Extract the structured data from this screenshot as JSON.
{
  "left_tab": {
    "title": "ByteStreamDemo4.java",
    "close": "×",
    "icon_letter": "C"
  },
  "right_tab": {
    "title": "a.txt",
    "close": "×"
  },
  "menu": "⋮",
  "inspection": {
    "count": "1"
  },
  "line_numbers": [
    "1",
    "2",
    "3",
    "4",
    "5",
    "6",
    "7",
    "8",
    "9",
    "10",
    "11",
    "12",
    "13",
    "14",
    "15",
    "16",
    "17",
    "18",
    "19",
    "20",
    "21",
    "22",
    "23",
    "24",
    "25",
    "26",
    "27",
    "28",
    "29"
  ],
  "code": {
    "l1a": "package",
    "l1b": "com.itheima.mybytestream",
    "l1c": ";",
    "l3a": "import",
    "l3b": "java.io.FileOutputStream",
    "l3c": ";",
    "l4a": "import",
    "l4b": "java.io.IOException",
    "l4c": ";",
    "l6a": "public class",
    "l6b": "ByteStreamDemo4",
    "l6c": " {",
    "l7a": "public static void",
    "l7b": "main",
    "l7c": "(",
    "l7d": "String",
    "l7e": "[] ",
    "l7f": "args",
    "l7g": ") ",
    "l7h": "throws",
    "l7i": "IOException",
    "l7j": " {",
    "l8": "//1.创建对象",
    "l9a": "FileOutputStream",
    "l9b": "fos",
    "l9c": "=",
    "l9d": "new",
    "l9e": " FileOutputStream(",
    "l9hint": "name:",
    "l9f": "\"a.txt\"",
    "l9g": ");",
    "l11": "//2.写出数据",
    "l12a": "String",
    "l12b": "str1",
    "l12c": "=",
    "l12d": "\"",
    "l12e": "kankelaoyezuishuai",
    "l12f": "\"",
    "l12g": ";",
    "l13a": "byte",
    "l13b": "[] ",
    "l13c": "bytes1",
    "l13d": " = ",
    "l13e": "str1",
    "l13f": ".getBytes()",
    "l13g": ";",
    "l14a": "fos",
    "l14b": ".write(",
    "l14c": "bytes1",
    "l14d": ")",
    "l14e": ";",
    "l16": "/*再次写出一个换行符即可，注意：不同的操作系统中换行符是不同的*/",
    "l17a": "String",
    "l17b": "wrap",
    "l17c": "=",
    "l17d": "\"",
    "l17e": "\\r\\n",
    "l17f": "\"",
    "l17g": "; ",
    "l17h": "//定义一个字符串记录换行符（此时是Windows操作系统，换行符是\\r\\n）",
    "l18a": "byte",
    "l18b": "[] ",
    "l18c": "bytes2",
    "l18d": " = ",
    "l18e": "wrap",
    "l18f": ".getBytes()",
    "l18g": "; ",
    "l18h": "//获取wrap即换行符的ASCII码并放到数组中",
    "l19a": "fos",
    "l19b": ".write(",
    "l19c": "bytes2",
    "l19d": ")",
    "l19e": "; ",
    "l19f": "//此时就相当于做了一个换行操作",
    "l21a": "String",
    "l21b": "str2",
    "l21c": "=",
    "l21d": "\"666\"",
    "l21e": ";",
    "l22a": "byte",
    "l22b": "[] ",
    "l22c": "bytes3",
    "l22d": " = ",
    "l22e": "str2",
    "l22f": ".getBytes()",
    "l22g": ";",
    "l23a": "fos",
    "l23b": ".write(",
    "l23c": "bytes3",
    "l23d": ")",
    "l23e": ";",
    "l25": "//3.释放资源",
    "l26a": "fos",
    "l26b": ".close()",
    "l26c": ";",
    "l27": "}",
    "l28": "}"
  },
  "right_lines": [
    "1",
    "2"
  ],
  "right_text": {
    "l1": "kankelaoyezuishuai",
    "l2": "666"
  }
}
▬▬▬
Write down the number of lines where the word "FileOutputStream" appears, and nothing further.

3